REQUIREMENTS: Go through the records and give each one again exactly.

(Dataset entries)
==============================
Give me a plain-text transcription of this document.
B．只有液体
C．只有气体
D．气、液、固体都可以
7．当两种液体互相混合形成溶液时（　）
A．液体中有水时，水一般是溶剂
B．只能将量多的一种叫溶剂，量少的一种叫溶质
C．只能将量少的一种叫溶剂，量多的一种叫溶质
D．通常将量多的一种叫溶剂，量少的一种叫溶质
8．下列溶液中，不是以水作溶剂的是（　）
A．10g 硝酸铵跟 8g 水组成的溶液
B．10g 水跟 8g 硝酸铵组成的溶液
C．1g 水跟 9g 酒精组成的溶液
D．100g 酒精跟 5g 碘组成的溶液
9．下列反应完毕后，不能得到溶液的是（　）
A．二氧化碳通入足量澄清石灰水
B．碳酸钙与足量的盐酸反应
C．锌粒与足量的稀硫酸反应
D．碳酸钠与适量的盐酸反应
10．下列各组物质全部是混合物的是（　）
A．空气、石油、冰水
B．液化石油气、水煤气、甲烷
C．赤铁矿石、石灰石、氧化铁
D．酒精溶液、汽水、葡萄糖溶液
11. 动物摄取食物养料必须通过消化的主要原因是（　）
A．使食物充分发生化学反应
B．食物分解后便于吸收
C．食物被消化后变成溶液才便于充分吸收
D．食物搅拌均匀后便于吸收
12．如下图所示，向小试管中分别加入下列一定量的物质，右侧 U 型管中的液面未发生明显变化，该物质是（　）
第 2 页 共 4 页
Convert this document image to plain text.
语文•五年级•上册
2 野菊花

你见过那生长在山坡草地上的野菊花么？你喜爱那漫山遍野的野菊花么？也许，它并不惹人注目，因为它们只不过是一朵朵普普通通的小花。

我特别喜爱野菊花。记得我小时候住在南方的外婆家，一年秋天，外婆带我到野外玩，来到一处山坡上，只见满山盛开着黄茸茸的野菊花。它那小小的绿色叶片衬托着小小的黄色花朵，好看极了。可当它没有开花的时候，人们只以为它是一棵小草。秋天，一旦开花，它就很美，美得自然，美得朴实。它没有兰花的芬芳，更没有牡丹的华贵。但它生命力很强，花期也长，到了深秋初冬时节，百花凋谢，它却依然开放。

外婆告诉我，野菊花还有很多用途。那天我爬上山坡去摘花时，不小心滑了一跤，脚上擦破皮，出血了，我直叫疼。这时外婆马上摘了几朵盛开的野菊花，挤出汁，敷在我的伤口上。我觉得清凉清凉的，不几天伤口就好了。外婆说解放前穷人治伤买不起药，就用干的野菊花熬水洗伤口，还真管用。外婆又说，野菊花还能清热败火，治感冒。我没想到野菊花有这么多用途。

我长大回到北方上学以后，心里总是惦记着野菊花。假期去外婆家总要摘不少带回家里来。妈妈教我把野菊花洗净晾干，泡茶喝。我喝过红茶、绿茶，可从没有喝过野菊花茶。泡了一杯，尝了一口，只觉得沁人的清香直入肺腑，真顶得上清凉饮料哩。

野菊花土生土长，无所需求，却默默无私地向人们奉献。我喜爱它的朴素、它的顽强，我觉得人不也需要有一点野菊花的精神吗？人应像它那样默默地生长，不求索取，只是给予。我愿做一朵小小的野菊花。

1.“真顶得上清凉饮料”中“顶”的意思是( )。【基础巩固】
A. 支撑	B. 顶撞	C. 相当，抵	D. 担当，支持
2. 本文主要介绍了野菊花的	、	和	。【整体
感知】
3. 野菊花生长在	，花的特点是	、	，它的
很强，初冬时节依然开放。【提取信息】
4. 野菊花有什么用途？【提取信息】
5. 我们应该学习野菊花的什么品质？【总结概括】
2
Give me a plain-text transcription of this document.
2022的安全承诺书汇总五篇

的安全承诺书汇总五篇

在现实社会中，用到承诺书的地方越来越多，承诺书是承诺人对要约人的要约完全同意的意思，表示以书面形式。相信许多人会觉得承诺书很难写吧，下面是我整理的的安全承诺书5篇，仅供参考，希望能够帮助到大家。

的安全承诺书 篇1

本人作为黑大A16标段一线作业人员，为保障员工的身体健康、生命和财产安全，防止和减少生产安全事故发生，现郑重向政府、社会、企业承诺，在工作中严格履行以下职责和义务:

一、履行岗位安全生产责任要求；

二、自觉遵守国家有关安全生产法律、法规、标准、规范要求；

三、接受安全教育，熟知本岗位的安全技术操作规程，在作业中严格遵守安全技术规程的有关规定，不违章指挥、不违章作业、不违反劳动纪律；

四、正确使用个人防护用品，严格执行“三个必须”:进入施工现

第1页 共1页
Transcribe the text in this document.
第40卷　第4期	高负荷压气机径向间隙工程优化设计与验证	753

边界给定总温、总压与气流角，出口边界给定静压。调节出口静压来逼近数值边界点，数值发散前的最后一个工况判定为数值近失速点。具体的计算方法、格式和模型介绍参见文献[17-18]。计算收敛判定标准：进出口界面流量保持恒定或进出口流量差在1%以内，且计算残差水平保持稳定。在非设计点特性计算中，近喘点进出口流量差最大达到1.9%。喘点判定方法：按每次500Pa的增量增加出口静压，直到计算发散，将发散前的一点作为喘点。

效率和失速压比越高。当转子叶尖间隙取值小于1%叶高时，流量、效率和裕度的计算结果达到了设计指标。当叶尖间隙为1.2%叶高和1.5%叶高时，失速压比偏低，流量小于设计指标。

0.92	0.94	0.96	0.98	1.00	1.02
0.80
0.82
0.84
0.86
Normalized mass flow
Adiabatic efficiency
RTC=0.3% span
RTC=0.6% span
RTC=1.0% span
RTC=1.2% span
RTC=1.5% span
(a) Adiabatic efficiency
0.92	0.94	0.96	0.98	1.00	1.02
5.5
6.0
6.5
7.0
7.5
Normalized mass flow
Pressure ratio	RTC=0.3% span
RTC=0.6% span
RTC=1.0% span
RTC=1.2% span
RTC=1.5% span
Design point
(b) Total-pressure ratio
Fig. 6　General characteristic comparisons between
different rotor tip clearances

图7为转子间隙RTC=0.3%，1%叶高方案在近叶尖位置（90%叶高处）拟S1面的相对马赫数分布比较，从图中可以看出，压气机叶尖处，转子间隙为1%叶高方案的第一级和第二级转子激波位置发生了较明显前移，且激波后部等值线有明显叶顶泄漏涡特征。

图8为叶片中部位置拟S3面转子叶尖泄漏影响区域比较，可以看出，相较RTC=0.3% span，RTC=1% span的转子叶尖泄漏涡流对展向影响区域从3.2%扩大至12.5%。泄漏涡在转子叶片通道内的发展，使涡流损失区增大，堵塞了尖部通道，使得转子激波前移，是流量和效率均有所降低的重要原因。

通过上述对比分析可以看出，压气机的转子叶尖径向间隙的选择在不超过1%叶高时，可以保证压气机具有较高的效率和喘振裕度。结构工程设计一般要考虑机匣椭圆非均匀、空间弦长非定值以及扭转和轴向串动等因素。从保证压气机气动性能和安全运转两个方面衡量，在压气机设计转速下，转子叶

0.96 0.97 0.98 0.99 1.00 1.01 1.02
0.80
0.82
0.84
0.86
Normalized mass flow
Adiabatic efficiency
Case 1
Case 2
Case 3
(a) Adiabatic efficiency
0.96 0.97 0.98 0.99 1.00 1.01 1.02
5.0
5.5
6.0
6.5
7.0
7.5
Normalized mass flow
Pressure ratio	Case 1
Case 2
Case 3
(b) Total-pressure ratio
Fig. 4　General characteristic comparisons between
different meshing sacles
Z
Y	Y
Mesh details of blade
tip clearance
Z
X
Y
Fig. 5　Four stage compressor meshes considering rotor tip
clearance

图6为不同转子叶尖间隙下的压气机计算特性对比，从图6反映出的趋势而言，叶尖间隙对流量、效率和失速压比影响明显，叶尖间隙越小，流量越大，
==============================
EXERCISE SOLUTION:
Give me a plain-text transcription of this document.
B．只有液体
C．只有气体
D．气、液、固体都可以
7．当两种液体互相混合形成溶液时（　）
A．液体中有水时，水一般是溶剂
B．只能将量多的一种叫溶剂，量少的一种叫溶质
C．只能将量少的一种叫溶剂，量多的一种叫溶质
D．通常将量多的一种叫溶剂，量少的一种叫溶质
8．下列溶液中，不是以水作溶剂的是（　）
A．10g 硝酸铵跟 8g 水组成的溶液
B．10g 水跟 8g 硝酸铵组成的溶液
C．1g 水跟 9g 酒精组成的溶液
D．100g 酒精跟 5g 碘组成的溶液
9．下列反应完毕后，不能得到溶液的是（　）
A．二氧化碳通入足量澄清石灰水
B．碳酸钙与足量的盐酸反应
C．锌粒与足量的稀硫酸反应
D．碳酸钠与适量的盐酸反应
10．下列各组物质全部是混合物的是（　）
A．空气、石油、冰水
B．液化石油气、水煤气、甲烷
C．赤铁矿石、石灰石、氧化铁
D．酒精溶液、汽水、葡萄糖溶液
11. 动物摄取食物养料必须通过消化的主要原因是（　）
A．使食物充分发生化学反应
B．食物分解后便于吸收
C．食物被消化后变成溶液才便于充分吸收
D．食物搅拌均匀后便于吸收
12．如下图所示，向小试管中分别加入下列一定量的物质，右侧 U 型管中的液面未发生明显变化，该物质是（　）
第 2 页 共 4 页
Convert this document image to plain text.
语文•五年级•上册
2 野菊花

你见过那生长在山坡草地上的野菊花么？你喜爱那漫山遍野的野菊花么？也许，它并不惹人注目，因为它们只不过是一朵朵普普通通的小花。

我特别喜爱野菊花。记得我小时候住在南方的外婆家，一年秋天，外婆带我到野外玩，来到一处山坡上，只见满山盛开着黄茸茸的野菊花。它那小小的绿色叶片衬托着小小的黄色花朵，好看极了。可当它没有开花的时候，人们只以为它是一棵小草。秋天，一旦开花，它就很美，美得自然，美得朴实。它没有兰花的芬芳，更没有牡丹的华贵。但它生命力很强，花期也长，到了深秋初冬时节，百花凋谢，它却依然开放。

外婆告诉我，野菊花还有很多用途。那天我爬上山坡去摘花时，不小心滑了一跤，脚上擦破皮，出血了，我直叫疼。这时外婆马上摘了几朵盛开的野菊花，挤出汁，敷在我的伤口上。我觉得清凉清凉的，不几天伤口就好了。外婆说解放前穷人治伤买不起药，就用干的野菊花熬水洗伤口，还真管用。外婆又说，野菊花还能清热败火，治感冒。我没想到野菊花有这么多用途。

我长大回到北方上学以后，心里总是惦记着野菊花。假期去外婆家总要摘不少带回家里来。妈妈教我把野菊花洗净晾干，泡茶喝。我喝过红茶、绿茶，可从没有喝过野菊花茶。泡了一杯，尝了一口，只觉得沁人的清香直入肺腑，真顶得上清凉饮料哩。

野菊花土生土长，无所需求，却默默无私地向人们奉献。我喜爱它的朴素、它的顽强，我觉得人不也需要有一点野菊花的精神吗？人应像它那样默默地生长，不求索取，只是给予。我愿做一朵小小的野菊花。

1.“真顶得上清凉饮料”中“顶”的意思是( )。【基础巩固】
A. 支撑	B. 顶撞	C. 相当，抵	D. 担当，支持
2. 本文主要介绍了野菊花的	、	和	。【整体
感知】
3. 野菊花生长在	，花的特点是	、	，它的
很强，初冬时节依然开放。【提取信息】
4. 野菊花有什么用途？【提取信息】
5. 我们应该学习野菊花的什么品质？【总结概括】
2
Give me a plain-text transcription of this document.
2022的安全承诺书汇总五篇

的安全承诺书汇总五篇

在现实社会中，用到承诺书的地方越来越多，承诺书是承诺人对要约人的要约完全同意的意思，表示以书面形式。相信许多人会觉得承诺书很难写吧，下面是我整理的的安全承诺书5篇，仅供参考，希望能够帮助到大家。

的安全承诺书 篇1

本人作为黑大A16标段一线作业人员，为保障员工的身体健康、生命和财产安全，防止和减少生产安全事故发生，现郑重向政府、社会、企业承诺，在工作中严格履行以下职责和义务:

一、履行岗位安全生产责任要求；

二、自觉遵守国家有关安全生产法律、法规、标准、规范要求；

三、接受安全教育，熟知本岗位的安全技术操作规程，在作业中严格遵守安全技术规程的有关规定，不违章指挥、不违章作业、不违反劳动纪律；

四、正确使用个人防护用品，严格执行“三个必须”:进入施工现

第1页 共1页
Transcribe the text in this document.
第40卷　第4期	高负荷压气机径向间隙工程优化设计与验证	753

边界给定总温、总压与气流角，出口边界给定静压。调节出口静压来逼近数值边界点，数值发散前的最后一个工况判定为数值近失速点。具体的计算方法、格式和模型介绍参见文献[17-18]。计算收敛判定标准：进出口界面流量保持恒定或进出口流量差在1%以内，且计算残差水平保持稳定。在非设计点特性计算中，近喘点进出口流量差最大达到1.9%。喘点判定方法：按每次500Pa的增量增加出口静压，直到计算发散，将发散前的一点作为喘点。

效率和失速压比越高。当转子叶尖间隙取值小于1%叶高时，流量、效率和裕度的计算结果达到了设计指标。当叶尖间隙为1.2%叶高和1.5%叶高时，失速压比偏低，流量小于设计指标。

0.92	0.94	0.96	0.98	1.00	1.02
0.80
0.82
0.84
0.86
Normalized mass flow
Adiabatic efficiency
RTC=0.3% span
RTC=0.6% span
RTC=1.0% span
RTC=1.2% span
RTC=1.5% span
(a) Adiabatic efficiency
0.92	0.94	0.96	0.98	1.00	1.02
5.5
6.0
6.5
7.0
7.5
Normalized mass flow
Pressure ratio	RTC=0.3% span
RTC=0.6% span
RTC=1.0% span
RTC=1.2% span
RTC=1.5% span
Design point
(b) Total-pressure ratio
Fig. 6　General characteristic comparisons between
different rotor tip clearances

图7为转子间隙RTC=0.3%，1%叶高方案在近叶尖位置（90%叶高处）拟S1面的相对马赫数分布比较，从图中可以看出，压气机叶尖处，转子间隙为1%叶高方案的第一级和第二级转子激波位置发生了较明显前移，且激波后部等值线有明显叶顶泄漏涡特征。

图8为叶片中部位置拟S3面转子叶尖泄漏影响区域比较，可以看出，相较RTC=0.3% span，RTC=1% span的转子叶尖泄漏涡流对展向影响区域从3.2%扩大至12.5%。泄漏涡在转子叶片通道内的发展，使涡流损失区增大，堵塞了尖部通道，使得转子激波前移，是流量和效率均有所降低的重要原因。

通过上述对比分析可以看出，压气机的转子叶尖径向间隙的选择在不超过1%叶高时，可以保证压气机具有较高的效率和喘振裕度。结构工程设计一般要考虑机匣椭圆非均匀、空间弦长非定值以及扭转和轴向串动等因素。从保证压气机气动性能和安全运转两个方面衡量，在压气机设计转速下，转子叶

0.96 0.97 0.98 0.99 1.00 1.01 1.02
0.80
0.82
0.84
0.86
Normalized mass flow
Adiabatic efficiency
Case 1
Case 2
Case 3
(a) Adiabatic efficiency
0.96 0.97 0.98 0.99 1.00 1.01 1.02
5.0
5.5
6.0
6.5
7.0
7.5
Normalized mass flow
Pressure ratio	Case 1
Case 2
Case 3
(b) Total-pressure ratio
Fig. 4　General characteristic comparisons between
different meshing sacles
Z
Y	Y
Mesh details of blade
tip clearance
Z
X
Y
Fig. 5　Four stage compressor meshes considering rotor tip
clearance

图6为不同转子叶尖间隙下的压气机计算特性对比，从图6反映出的趋势而言，叶尖间隙对流量、效率和失速压比影响明显，叶尖间隙越小，流量越大，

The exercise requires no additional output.